--- Written problem ---
Leave the pictures out and print every record below exactly as it stands.

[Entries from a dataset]
-*-
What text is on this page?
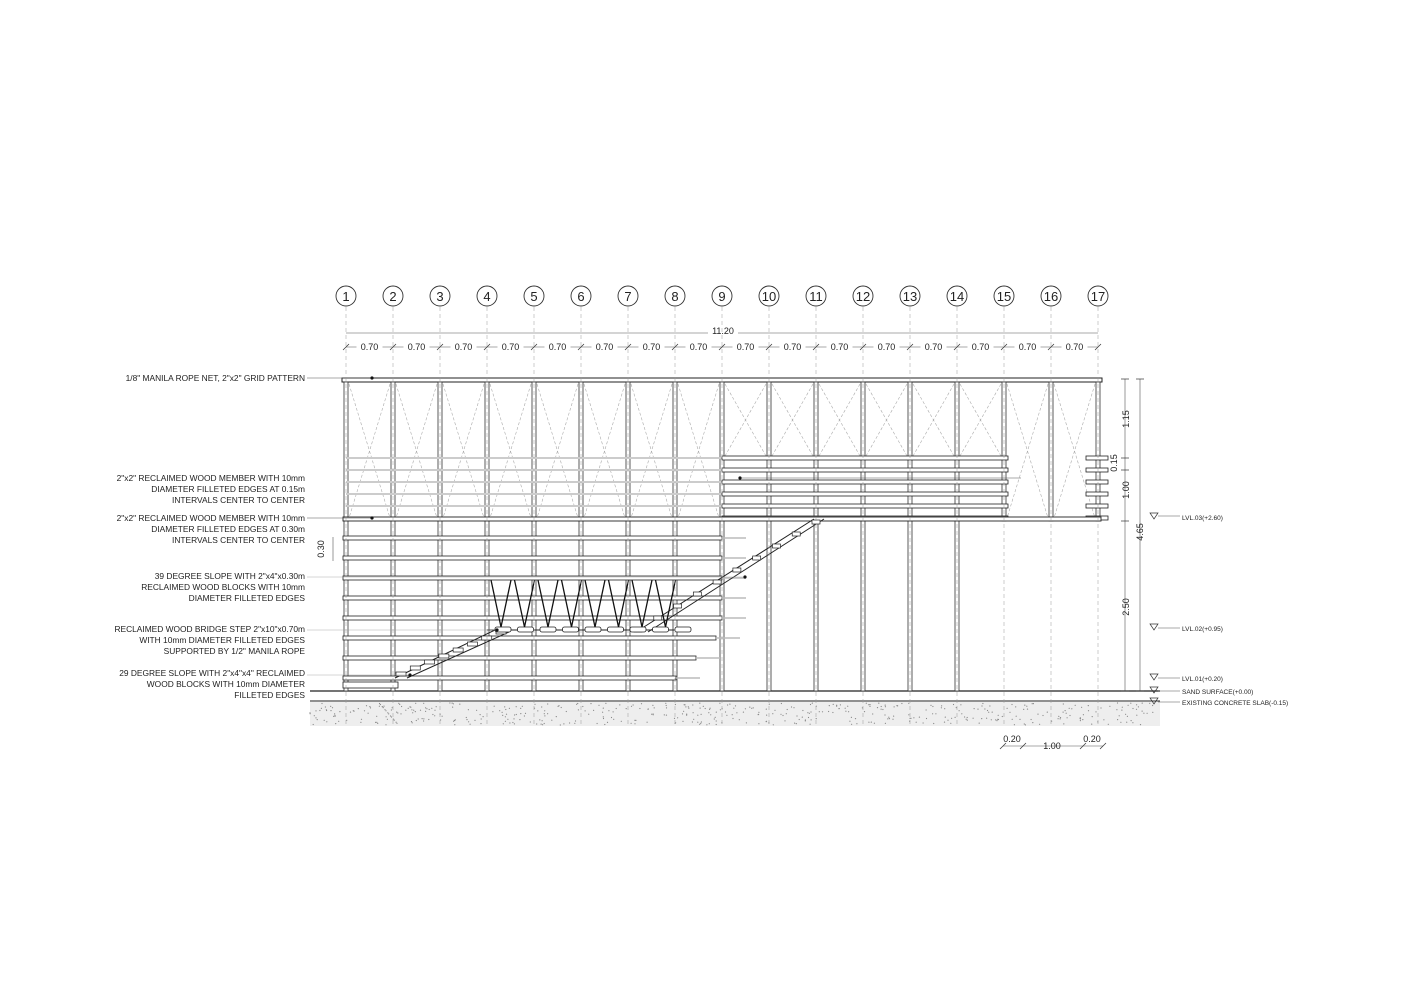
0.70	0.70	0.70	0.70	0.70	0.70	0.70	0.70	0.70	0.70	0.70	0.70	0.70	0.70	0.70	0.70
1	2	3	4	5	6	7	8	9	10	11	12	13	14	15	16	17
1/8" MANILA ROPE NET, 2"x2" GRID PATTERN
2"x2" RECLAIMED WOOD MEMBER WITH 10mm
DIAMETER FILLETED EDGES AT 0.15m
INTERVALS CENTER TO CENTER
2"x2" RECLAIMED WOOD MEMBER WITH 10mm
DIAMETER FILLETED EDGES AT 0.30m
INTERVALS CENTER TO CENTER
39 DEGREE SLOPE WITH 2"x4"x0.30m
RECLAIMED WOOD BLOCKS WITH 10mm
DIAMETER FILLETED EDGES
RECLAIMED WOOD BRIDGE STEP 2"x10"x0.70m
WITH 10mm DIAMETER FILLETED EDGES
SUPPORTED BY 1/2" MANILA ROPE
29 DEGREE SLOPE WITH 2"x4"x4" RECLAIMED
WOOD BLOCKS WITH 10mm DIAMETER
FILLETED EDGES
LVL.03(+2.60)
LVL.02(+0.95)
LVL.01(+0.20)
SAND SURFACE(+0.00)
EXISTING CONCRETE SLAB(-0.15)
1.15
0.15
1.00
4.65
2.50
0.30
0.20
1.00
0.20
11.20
-*-
--- Task response ---
What text is on this page?
0.70	0.70	0.70	0.70	0.70	0.70	0.70	0.70	0.70	0.70	0.70	0.70	0.70	0.70	0.70	0.70
1	2	3	4	5	6	7	8	9	10	11	12	13	14	15	16	17
1/8" MANILA ROPE NET, 2"x2" GRID PATTERN
2"x2" RECLAIMED WOOD MEMBER WITH 10mm
DIAMETER FILLETED EDGES AT 0.15m
INTERVALS CENTER TO CENTER
2"x2" RECLAIMED WOOD MEMBER WITH 10mm
DIAMETER FILLETED EDGES AT 0.30m
INTERVALS CENTER TO CENTER
39 DEGREE SLOPE WITH 2"x4"x0.30m
RECLAIMED WOOD BLOCKS WITH 10mm
DIAMETER FILLETED EDGES
RECLAIMED WOOD BRIDGE STEP 2"x10"x0.70m
WITH 10mm DIAMETER FILLETED EDGES
SUPPORTED BY 1/2" MANILA ROPE
29 DEGREE SLOPE WITH 2"x4"x4" RECLAIMED
WOOD BLOCKS WITH 10mm DIAMETER
FILLETED EDGES
LVL.03(+2.60)
LVL.02(+0.95)
LVL.01(+0.20)
SAND SURFACE(+0.00)
EXISTING CONCRETE SLAB(-0.15)
1.15
0.15
1.00
4.65
2.50
0.30
0.20
1.00
0.20
11.20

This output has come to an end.